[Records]
— start —

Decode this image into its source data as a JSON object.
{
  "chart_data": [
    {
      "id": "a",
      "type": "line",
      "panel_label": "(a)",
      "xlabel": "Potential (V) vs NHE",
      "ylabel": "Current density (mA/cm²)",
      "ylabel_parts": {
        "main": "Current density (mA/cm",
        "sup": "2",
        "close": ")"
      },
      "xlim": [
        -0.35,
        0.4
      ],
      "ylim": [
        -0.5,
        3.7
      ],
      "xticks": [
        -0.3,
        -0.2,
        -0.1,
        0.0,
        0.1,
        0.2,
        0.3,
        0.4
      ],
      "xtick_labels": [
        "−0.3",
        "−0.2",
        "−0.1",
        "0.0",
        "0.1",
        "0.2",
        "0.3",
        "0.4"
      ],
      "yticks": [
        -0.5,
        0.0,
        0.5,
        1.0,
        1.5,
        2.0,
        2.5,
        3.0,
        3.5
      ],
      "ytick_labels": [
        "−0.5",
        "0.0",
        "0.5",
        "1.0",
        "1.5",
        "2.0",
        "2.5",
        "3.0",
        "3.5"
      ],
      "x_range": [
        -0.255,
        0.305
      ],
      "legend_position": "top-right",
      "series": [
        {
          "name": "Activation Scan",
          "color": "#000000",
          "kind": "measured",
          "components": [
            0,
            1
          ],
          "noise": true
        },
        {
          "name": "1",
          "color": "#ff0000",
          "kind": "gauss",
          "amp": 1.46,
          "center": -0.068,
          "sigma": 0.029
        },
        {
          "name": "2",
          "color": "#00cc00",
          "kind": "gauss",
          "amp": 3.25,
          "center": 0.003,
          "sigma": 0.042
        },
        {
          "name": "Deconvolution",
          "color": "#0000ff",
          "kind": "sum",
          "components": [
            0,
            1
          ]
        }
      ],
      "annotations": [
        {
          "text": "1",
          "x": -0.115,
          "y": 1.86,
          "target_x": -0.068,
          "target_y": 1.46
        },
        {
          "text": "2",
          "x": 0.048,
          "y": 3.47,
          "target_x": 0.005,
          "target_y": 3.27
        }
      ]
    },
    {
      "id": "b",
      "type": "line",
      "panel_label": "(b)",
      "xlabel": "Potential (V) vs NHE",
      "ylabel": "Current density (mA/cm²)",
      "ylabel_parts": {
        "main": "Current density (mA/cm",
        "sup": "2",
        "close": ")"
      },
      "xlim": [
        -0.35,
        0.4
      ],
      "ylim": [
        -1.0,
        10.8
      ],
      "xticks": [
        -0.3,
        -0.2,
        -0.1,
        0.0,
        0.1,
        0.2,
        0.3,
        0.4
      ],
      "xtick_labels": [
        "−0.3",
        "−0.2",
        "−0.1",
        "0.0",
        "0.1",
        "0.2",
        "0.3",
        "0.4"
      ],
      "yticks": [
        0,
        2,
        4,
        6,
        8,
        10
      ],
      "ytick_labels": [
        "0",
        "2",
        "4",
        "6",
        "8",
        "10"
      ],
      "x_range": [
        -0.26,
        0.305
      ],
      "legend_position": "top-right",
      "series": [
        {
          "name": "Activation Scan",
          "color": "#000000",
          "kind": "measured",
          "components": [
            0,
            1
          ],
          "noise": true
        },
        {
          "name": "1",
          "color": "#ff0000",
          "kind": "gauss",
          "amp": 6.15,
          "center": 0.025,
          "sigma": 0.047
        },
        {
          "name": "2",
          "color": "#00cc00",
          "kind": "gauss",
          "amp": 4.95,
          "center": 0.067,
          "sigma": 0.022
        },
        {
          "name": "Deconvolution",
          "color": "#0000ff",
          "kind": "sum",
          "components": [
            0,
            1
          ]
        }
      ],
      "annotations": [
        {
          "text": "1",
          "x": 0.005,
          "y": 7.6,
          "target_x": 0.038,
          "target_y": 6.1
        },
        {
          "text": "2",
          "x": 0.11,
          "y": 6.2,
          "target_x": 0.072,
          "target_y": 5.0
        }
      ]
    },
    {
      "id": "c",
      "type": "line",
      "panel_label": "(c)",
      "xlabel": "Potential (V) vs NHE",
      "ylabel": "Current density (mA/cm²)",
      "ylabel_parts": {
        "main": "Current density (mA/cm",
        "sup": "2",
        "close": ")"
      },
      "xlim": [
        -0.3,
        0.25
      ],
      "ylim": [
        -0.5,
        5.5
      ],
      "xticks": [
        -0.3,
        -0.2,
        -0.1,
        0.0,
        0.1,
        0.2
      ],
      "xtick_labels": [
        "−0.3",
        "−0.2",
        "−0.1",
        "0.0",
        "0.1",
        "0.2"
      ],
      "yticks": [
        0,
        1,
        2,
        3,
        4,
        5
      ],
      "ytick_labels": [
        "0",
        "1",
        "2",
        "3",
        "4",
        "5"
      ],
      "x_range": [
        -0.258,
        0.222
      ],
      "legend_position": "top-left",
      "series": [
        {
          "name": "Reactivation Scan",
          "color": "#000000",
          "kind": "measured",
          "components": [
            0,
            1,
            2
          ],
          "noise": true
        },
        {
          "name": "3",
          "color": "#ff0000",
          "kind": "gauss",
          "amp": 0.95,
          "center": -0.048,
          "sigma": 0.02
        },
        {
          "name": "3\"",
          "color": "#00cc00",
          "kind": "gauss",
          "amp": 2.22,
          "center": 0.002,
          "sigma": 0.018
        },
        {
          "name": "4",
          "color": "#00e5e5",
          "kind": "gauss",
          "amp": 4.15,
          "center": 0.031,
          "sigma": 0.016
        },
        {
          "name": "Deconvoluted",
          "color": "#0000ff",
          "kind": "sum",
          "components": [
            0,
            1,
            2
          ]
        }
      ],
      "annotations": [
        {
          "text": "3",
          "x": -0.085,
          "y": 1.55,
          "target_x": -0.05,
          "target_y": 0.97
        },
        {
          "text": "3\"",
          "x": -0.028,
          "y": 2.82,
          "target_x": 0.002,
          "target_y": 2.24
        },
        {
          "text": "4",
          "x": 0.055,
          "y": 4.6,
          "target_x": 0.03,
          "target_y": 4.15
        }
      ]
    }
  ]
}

— end —

**Task requirements:**
Exact output of every entry is required.

**Response below:**
Decode this image into its source data as a JSON object.
{
  "chart_data": [
    {
      "id": "a",
      "type": "line",
      "panel_label": "(a)",
      "xlabel": "Potential (V) vs NHE",
      "ylabel": "Current density (mA/cm²)",
      "ylabel_parts": {
        "main": "Current density (mA/cm",
        "sup": "2",
        "close": ")"
      },
      "xlim": [
        -0.35,
        0.4
      ],
      "ylim": [
        -0.5,
        3.7
      ],
      "xticks": [
        -0.3,
        -0.2,
        -0.1,
        0.0,
        0.1,
        0.2,
        0.3,
        0.4
      ],
      "xtick_labels": [
        "−0.3",
        "−0.2",
        "−0.1",
        "0.0",
        "0.1",
        "0.2",
        "0.3",
        "0.4"
      ],
      "yticks": [
        -0.5,
        0.0,
        0.5,
        1.0,
        1.5,
        2.0,
        2.5,
        3.0,
        3.5
      ],
      "ytick_labels": [
        "−0.5",
        "0.0",
        "0.5",
        "1.0",
        "1.5",
        "2.0",
        "2.5",
        "3.0",
        "3.5"
      ],
      "x_range": [
        -0.255,
        0.305
      ],
      "legend_position": "top-right",
      "series": [
        {
          "name": "Activation Scan",
          "color": "#000000",
          "kind": "measured",
          "components": [
            0,
            1
          ],
          "noise": true
        },
        {
          "name": "1",
          "color": "#ff0000",
          "kind": "gauss",
          "amp": 1.46,
          "center": -0.068,
          "sigma": 0.029
        },
        {
          "name": "2",
          "color": "#00cc00",
          "kind": "gauss",
          "amp": 3.25,
          "center": 0.003,
          "sigma": 0.042
        },
        {
          "name": "Deconvolution",
          "color": "#0000ff",
          "kind": "sum",
          "components": [
            0,
            1
          ]
        }
      ],
      "annotations": [
        {
          "text": "1",
          "x": -0.115,
          "y": 1.86,
          "target_x": -0.068,
          "target_y": 1.46
        },
        {
          "text": "2",
          "x": 0.048,
          "y": 3.47,
          "target_x": 0.005,
          "target_y": 3.27
        }
      ]
    },
    {
      "id": "b",
      "type": "line",
      "panel_label": "(b)",
      "xlabel": "Potential (V) vs NHE",
      "ylabel": "Current density (mA/cm²)",
      "ylabel_parts": {
        "main": "Current density (mA/cm",
        "sup": "2",
        "close": ")"
      },
      "xlim": [
        -0.35,
        0.4
      ],
      "ylim": [
        -1.0,
        10.8
      ],
      "xticks": [
        -0.3,
        -0.2,
        -0.1,
        0.0,
        0.1,
        0.2,
        0.3,
        0.4
      ],
      "xtick_labels": [
        "−0.3",
        "−0.2",
        "−0.1",
        "0.0",
        "0.1",
        "0.2",
        "0.3",
        "0.4"
      ],
      "yticks": [
        0,
        2,
        4,
        6,
        8,
        10
      ],
      "ytick_labels": [
        "0",
        "2",
        "4",
        "6",
        "8",
        "10"
      ],
      "x_range": [
        -0.26,
        0.305
      ],
      "legend_position": "top-right",
      "series": [
        {
          "name": "Activation Scan",
          "color": "#000000",
          "kind": "measured",
          "components": [
            0,
            1
          ],
          "noise": true
        },
        {
          "name": "1",
          "color": "#ff0000",
          "kind": "gauss",
          "amp": 6.15,
          "center": 0.025,
          "sigma": 0.047
        },
        {
          "name": "2",
          "color": "#00cc00",
          "kind": "gauss",
          "amp": 4.95,
          "center": 0.067,
          "sigma": 0.022
        },
        {
          "name": "Deconvolution",
          "color": "#0000ff",
          "kind": "sum",
          "components": [
            0,
            1
          ]
        }
      ],
      "annotations": [
        {
          "text": "1",
          "x": 0.005,
          "y": 7.6,
          "target_x": 0.038,
          "target_y": 6.1
        },
        {
          "text": "2",
          "x": 0.11,
          "y": 6.2,
          "target_x": 0.072,
          "target_y": 5.0
        }
      ]
    },
    {
      "id": "c",
      "type": "line",
      "panel_label": "(c)",
      "xlabel": "Potential (V) vs NHE",
      "ylabel": "Current density (mA/cm²)",
      "ylabel_parts": {
        "main": "Current density (mA/cm",
        "sup": "2",
        "close": ")"
      },
      "xlim": [
        -0.3,
        0.25
      ],
      "ylim": [
        -0.5,
        5.5
      ],
      "xticks": [
        -0.3,
        -0.2,
        -0.1,
        0.0,
        0.1,
        0.2
      ],
      "xtick_labels": [
        "−0.3",
        "−0.2",
        "−0.1",
        "0.0",
        "0.1",
        "0.2"
      ],
      "yticks": [
        0,
        1,
        2,
        3,
        4,
        5
      ],
      "ytick_labels": [
        "0",
        "1",
        "2",
        "3",
        "4",
        "5"
      ],
      "x_range": [
        -0.258,
        0.222
      ],
      "legend_position": "top-left",
      "series": [
        {
          "name": "Reactivation Scan",
          "color": "#000000",
          "kind": "measured",
          "components": [
            0,
            1,
            2
          ],
          "noise": true
        },
        {
          "name": "3",
          "color": "#ff0000",
          "kind": "gauss",
          "amp": 0.95,
          "center": -0.048,
          "sigma": 0.02
        },
        {
          "name": "3\"",
          "color": "#00cc00",
          "kind": "gauss",
          "amp": 2.22,
          "center": 0.002,
          "sigma": 0.018
        },
        {
          "name": "4",
          "color": "#00e5e5",
          "kind": "gauss",
          "amp": 4.15,
          "center": 0.031,
          "sigma": 0.016
        },
        {
          "name": "Deconvoluted",
          "color": "#0000ff",
          "kind": "sum",
          "components": [
            0,
            1,
            2
          ]
        }
      ],
      "annotations": [
        {
          "text": "3",
          "x": -0.085,
          "y": 1.55,
          "target_x": -0.05,
          "target_y": 0.97
        },
        {
          "text": "3\"",
          "x": -0.028,
          "y": 2.82,
          "target_x": 0.002,
          "target_y": 2.24
        },
        {
          "text": "4",
          "x": 0.055,
          "y": 4.6,
          "target_x": 0.03,
          "target_y": 4.15
        }
      ]
    }
  ]
}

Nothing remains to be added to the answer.